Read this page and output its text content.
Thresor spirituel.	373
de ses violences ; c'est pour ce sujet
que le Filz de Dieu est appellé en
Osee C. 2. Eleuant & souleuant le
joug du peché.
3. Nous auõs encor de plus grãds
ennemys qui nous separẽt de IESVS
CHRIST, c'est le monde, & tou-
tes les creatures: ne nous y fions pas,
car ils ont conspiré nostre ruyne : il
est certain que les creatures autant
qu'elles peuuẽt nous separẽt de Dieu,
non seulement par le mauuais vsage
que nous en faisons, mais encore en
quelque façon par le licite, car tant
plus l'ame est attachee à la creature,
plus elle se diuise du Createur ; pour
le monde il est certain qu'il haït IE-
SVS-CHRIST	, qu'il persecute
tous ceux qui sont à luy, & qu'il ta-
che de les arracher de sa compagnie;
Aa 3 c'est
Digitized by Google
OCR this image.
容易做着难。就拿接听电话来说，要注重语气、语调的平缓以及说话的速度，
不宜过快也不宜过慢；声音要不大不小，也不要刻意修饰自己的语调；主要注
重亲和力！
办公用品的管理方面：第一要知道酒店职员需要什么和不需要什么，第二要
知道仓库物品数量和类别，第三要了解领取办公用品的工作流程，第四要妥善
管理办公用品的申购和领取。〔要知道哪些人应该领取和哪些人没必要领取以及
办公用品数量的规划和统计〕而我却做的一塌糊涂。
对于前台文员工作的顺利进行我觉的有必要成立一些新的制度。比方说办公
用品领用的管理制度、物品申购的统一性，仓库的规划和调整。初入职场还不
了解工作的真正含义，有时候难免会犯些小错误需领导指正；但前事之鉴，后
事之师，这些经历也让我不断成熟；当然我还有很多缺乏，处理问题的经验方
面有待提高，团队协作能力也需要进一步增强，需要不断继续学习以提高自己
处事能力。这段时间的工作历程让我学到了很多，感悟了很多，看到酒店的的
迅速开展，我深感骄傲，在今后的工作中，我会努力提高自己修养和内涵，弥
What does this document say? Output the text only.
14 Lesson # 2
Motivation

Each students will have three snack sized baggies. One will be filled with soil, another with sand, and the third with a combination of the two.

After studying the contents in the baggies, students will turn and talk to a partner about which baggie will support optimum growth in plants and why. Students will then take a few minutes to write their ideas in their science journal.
---
◆ **Problem requirements**: Copy out every line holding the string "text".

◆ **Answer for the task**:
Read this page and output its text content.
What does this document say? Output the text only.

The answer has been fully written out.